Write every line out verbatim and omit the pictures.
───── Exercise materials
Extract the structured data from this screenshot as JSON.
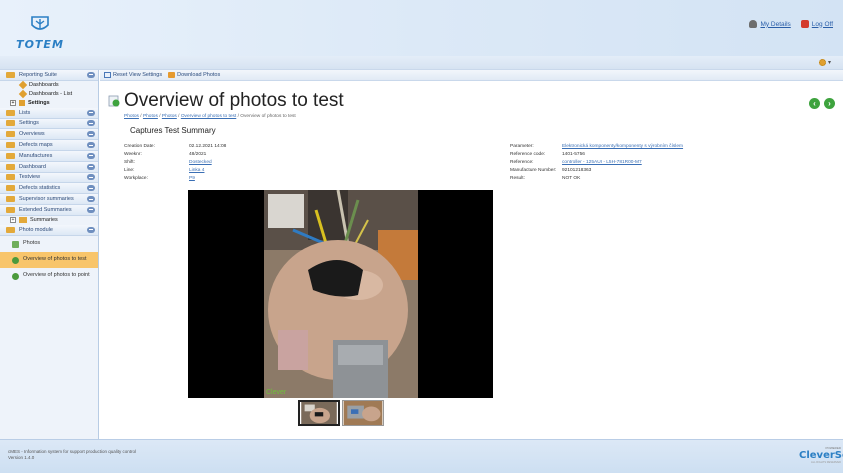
{
  "header": {
    "logo_text": "TOTEM",
    "links": [
      {
        "label": "My Details",
        "icon": "user-icon"
      },
      {
        "label": "Log Off",
        "icon": "logoff-icon"
      }
    ],
    "toolbar_icon": "gear-icon"
  },
  "sidebar": {
    "groups_top": [
      {
        "label": "Reporting Suite",
        "expanded": true
      }
    ],
    "reporting_items": [
      {
        "label": "Dashboards"
      },
      {
        "label": "Dashboards - List"
      }
    ],
    "settings_tree": {
      "label": "Settings"
    },
    "groups": [
      {
        "label": "Lists"
      },
      {
        "label": "Settings"
      },
      {
        "label": "Overviews"
      },
      {
        "label": "Defects maps"
      },
      {
        "label": "Manufactures"
      },
      {
        "label": "Dashboard"
      },
      {
        "label": "Testview"
      },
      {
        "label": "Defects statistics"
      },
      {
        "label": "Supervisor summaries"
      },
      {
        "label": "Extended Summaries"
      }
    ],
    "summaries_tree": {
      "label": "Summaries"
    },
    "photo_group": {
      "label": "Photo module"
    },
    "photo_items": [
      {
        "label": "Photos",
        "active": false
      },
      {
        "label": "Overview of photos to test",
        "active": true
      },
      {
        "label": "Overview of photos to point",
        "active": false
      }
    ]
  },
  "toolbar": {
    "reset_label": "Reset View Settings",
    "download_label": "Download Photos"
  },
  "page": {
    "title": "Overview of photos to test",
    "breadcrumb": [
      {
        "label": "Photos",
        "link": true
      },
      {
        "label": "Photos",
        "link": true
      },
      {
        "label": "Photos",
        "link": true
      },
      {
        "label": "Overview of photos to test",
        "link": true
      },
      {
        "label": "Overview of photos to test",
        "link": false
      }
    ],
    "section_title": "Captures Test Summary",
    "details_left": [
      {
        "key": "Creation Date:",
        "value": "02.12.2021 14:08",
        "link": false
      },
      {
        "key": "Weeknr:",
        "value": "48/2021",
        "link": false
      },
      {
        "key": "Shift:",
        "value": "Dostecked",
        "link": true
      },
      {
        "key": "Line:",
        "value": "Linka 4",
        "link": true
      },
      {
        "key": "Workplace:",
        "value": "P9",
        "link": true
      }
    ],
    "details_right": [
      {
        "key": "Parameter:",
        "value": "Elektronická komponenty/komponenty s výrobním číslem",
        "link": true
      },
      {
        "key": "Reference code:",
        "value": "1401-5756",
        "link": false
      },
      {
        "key": "Reference:",
        "value": "controller - 125AUI - L5H-781R00-M7",
        "link": true
      },
      {
        "key": "Manufacture Number:",
        "value": "92101218363",
        "link": false
      },
      {
        "key": "Result:",
        "value": "NOT OK",
        "link": false
      }
    ],
    "photo_watermark": "Clever"
  },
  "footer": {
    "line1": "cMES - Information system for support production quality control",
    "line2": "Version 1.4.0",
    "logo_pre": "POWERED",
    "logo_brand": "CleverSe",
    "logo_post": "ALL RIGHTS RESERVED"
  }
}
──────────
**Answer in full:**
Extract the structured data from this screenshot as JSON.
{
  "header": {
    "logo_text": "TOTEM",
    "links": [
      {
        "label": "My Details",
        "icon": "user-icon"
      },
      {
        "label": "Log Off",
        "icon": "logoff-icon"
      }
    ],
    "toolbar_icon": "gear-icon"
  },
  "sidebar": {
    "groups_top": [
      {
        "label": "Reporting Suite",
        "expanded": true
      }
    ],
    "reporting_items": [
      {
        "label": "Dashboards"
      },
      {
        "label": "Dashboards - List"
      }
    ],
    "settings_tree": {
      "label": "Settings"
    },
    "groups": [
      {
        "label": "Lists"
      },
      {
        "label": "Settings"
      },
      {
        "label": "Overviews"
      },
      {
        "label": "Defects maps"
      },
      {
        "label": "Manufactures"
      },
      {
        "label": "Dashboard"
      },
      {
        "label": "Testview"
      },
      {
        "label": "Defects statistics"
      },
      {
        "label": "Supervisor summaries"
      },
      {
        "label": "Extended Summaries"
      }
    ],
    "summaries_tree": {
      "label": "Summaries"
    },
    "photo_group": {
      "label": "Photo module"
    },
    "photo_items": [
      {
        "label": "Photos",
        "active": false
      },
      {
        "label": "Overview of photos to test",
        "active": true
      },
      {
        "label": "Overview of photos to point",
        "active": false
      }
    ]
  },
  "toolbar": {
    "reset_label": "Reset View Settings",
    "download_label": "Download Photos"
  },
  "page": {
    "title": "Overview of photos to test",
    "breadcrumb": [
      {
        "label": "Photos",
        "link": true
      },
      {
        "label": "Photos",
        "link": true
      },
      {
        "label": "Photos",
        "link": true
      },
      {
        "label": "Overview of photos to test",
        "link": true
      },
      {
        "label": "Overview of photos to test",
        "link": false
      }
    ],
    "section_title": "Captures Test Summary",
    "details_left": [
      {
        "key": "Creation Date:",
        "value": "02.12.2021 14:08",
        "link": false
      },
      {
        "key": "Weeknr:",
        "value": "48/2021",
        "link": false
      },
      {
        "key": "Shift:",
        "value": "Dostecked",
        "link": true
      },
      {
        "key": "Line:",
        "value": "Linka 4",
        "link": true
      },
      {
        "key": "Workplace:",
        "value": "P9",
        "link": true
      }
    ],
    "details_right": [
      {
        "key": "Parameter:",
        "value": "Elektronická komponenty/komponenty s výrobním číslem",
        "link": true
      },
      {
        "key": "Reference code:",
        "value": "1401-5756",
        "link": false
      },
      {
        "key": "Reference:",
        "value": "controller - 125AUI - L5H-781R00-M7",
        "link": true
      },
      {
        "key": "Manufacture Number:",
        "value": "92101218363",
        "link": false
      },
      {
        "key": "Result:",
        "value": "NOT OK",
        "link": false
      }
    ],
    "photo_watermark": "Clever"
  },
  "footer": {
    "line1": "cMES - Information system for support production quality control",
    "line2": "Version 1.4.0",
    "logo_pre": "POWERED",
    "logo_brand": "CleverSe",
    "logo_post": "ALL RIGHTS RESERVED"
  }
}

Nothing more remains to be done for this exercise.